(begin)

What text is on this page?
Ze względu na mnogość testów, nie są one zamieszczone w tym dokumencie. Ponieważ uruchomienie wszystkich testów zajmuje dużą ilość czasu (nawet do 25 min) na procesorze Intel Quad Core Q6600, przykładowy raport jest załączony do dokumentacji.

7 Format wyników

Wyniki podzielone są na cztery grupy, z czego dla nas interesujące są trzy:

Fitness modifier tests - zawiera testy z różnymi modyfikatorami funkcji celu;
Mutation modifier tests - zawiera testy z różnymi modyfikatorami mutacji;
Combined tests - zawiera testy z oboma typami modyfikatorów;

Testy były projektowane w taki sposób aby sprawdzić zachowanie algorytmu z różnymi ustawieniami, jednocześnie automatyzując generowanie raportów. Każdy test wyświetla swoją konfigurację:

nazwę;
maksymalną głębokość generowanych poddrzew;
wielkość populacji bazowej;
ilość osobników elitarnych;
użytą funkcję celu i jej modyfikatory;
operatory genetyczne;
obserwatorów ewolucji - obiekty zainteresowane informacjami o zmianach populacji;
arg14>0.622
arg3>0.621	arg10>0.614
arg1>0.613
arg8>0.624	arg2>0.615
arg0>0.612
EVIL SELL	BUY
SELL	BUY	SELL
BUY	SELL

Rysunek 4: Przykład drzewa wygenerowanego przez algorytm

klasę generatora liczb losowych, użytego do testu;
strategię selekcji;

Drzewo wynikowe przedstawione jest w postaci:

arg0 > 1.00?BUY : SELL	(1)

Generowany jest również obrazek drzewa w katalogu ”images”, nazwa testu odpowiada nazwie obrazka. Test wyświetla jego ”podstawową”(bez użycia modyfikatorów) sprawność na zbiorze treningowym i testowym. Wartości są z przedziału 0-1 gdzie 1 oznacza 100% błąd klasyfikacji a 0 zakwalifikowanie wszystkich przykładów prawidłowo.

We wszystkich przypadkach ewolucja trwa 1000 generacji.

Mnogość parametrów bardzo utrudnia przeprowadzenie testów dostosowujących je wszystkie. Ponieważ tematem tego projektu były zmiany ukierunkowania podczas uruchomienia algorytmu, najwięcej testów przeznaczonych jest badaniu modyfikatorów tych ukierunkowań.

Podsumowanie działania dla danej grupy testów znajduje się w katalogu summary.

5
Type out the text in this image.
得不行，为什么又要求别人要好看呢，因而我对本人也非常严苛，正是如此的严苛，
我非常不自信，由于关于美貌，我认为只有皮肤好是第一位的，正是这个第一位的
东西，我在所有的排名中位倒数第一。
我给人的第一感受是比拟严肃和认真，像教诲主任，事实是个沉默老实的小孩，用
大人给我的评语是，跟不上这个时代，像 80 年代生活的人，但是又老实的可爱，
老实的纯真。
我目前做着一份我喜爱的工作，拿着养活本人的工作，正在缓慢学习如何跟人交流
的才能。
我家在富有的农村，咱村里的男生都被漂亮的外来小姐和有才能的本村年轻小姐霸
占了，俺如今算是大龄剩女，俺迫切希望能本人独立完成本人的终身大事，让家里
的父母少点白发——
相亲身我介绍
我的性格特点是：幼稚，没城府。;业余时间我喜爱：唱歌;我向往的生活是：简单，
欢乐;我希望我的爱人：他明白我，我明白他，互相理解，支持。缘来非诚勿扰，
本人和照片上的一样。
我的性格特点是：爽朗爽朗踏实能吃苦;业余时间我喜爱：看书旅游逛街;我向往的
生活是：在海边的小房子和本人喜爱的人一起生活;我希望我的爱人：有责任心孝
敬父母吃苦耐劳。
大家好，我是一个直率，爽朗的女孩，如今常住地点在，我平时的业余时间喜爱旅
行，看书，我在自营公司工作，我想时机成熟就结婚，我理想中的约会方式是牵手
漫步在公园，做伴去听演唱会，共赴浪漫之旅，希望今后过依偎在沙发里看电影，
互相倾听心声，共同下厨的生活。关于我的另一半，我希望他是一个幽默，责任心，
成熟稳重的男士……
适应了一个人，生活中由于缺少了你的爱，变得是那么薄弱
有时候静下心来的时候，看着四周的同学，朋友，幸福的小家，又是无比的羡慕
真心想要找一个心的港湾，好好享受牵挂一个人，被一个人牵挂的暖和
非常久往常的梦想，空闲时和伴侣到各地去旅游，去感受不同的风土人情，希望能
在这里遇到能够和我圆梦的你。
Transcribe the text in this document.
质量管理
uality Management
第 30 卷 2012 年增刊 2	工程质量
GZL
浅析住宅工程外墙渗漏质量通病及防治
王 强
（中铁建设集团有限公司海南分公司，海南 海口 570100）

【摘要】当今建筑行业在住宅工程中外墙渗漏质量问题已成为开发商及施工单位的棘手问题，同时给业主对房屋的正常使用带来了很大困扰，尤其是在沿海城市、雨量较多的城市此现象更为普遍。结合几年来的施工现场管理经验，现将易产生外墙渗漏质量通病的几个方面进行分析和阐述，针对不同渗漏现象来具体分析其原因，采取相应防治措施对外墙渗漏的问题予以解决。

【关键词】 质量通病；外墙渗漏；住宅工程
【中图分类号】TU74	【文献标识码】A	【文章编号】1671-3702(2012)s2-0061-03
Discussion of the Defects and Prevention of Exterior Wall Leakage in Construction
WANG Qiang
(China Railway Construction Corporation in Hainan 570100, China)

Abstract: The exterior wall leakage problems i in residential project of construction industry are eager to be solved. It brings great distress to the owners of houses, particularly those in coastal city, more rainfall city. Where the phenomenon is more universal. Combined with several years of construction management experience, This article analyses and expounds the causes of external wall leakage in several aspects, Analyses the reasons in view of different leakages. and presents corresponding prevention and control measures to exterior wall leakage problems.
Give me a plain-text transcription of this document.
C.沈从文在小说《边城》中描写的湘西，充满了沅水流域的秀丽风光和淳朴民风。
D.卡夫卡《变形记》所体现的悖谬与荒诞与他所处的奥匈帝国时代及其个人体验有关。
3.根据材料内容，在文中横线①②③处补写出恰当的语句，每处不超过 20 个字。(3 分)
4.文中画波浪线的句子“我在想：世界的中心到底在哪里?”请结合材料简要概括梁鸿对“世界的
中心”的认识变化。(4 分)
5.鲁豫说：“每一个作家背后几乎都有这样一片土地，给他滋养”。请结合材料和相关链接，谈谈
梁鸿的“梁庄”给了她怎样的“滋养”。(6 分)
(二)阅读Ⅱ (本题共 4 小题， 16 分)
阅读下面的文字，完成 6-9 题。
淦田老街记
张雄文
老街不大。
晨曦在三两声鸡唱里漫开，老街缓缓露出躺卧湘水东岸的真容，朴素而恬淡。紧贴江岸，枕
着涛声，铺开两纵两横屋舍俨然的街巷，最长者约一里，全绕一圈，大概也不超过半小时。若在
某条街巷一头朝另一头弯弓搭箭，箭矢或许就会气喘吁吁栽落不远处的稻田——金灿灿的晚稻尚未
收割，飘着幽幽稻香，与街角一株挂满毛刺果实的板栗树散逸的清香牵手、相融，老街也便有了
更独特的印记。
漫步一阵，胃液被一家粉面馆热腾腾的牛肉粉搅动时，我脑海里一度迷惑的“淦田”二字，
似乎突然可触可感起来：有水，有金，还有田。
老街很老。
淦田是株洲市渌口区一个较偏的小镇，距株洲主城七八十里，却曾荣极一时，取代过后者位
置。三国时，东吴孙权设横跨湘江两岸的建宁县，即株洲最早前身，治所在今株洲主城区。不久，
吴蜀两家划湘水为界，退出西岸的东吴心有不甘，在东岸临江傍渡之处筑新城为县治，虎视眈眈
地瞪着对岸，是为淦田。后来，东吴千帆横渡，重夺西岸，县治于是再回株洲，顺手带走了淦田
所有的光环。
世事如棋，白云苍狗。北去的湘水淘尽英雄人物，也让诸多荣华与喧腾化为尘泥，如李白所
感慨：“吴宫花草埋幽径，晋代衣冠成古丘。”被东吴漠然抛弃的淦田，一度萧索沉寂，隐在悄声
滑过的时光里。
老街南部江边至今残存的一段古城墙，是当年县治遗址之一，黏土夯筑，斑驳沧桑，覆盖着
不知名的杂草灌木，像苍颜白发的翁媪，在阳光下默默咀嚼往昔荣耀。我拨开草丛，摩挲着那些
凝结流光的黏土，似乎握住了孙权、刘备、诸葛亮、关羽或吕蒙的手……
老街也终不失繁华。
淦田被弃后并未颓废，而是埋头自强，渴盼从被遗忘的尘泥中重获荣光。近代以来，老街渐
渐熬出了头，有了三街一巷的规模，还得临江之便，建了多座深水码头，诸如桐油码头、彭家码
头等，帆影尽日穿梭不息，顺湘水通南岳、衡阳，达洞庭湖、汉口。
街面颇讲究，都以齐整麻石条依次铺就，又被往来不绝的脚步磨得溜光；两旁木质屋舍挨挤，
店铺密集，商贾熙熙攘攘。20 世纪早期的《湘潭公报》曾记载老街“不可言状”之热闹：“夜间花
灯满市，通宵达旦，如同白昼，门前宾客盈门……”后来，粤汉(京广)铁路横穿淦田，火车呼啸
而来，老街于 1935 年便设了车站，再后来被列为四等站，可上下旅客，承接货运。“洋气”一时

(end)

#### Task details:
Return all the lines that contain the string "testów".

#### Output:
Ze względu na mnogość testów, nie są one zamieszczone w tym dokumencie. Ponieważ uruchomienie wszystkich testów zajmuje dużą ilość czasu (nawet do 25 min) na procesorze Intel Quad Core Q6600, przykładowy raport jest załączony do dokumentacji.
Mnogość parametrów bardzo utrudnia przeprowadzenie testów dostosowujących je wszystkie. Ponieważ tematem tego projektu były zmiany ukierunkowania podczas uruchomienia algorytmu, najwięcej testów przeznaczonych jest badaniu modyfikatorów tych ukierunkowań.
Podsumowanie działania dla danej grupy testów znajduje się w katalogu summary.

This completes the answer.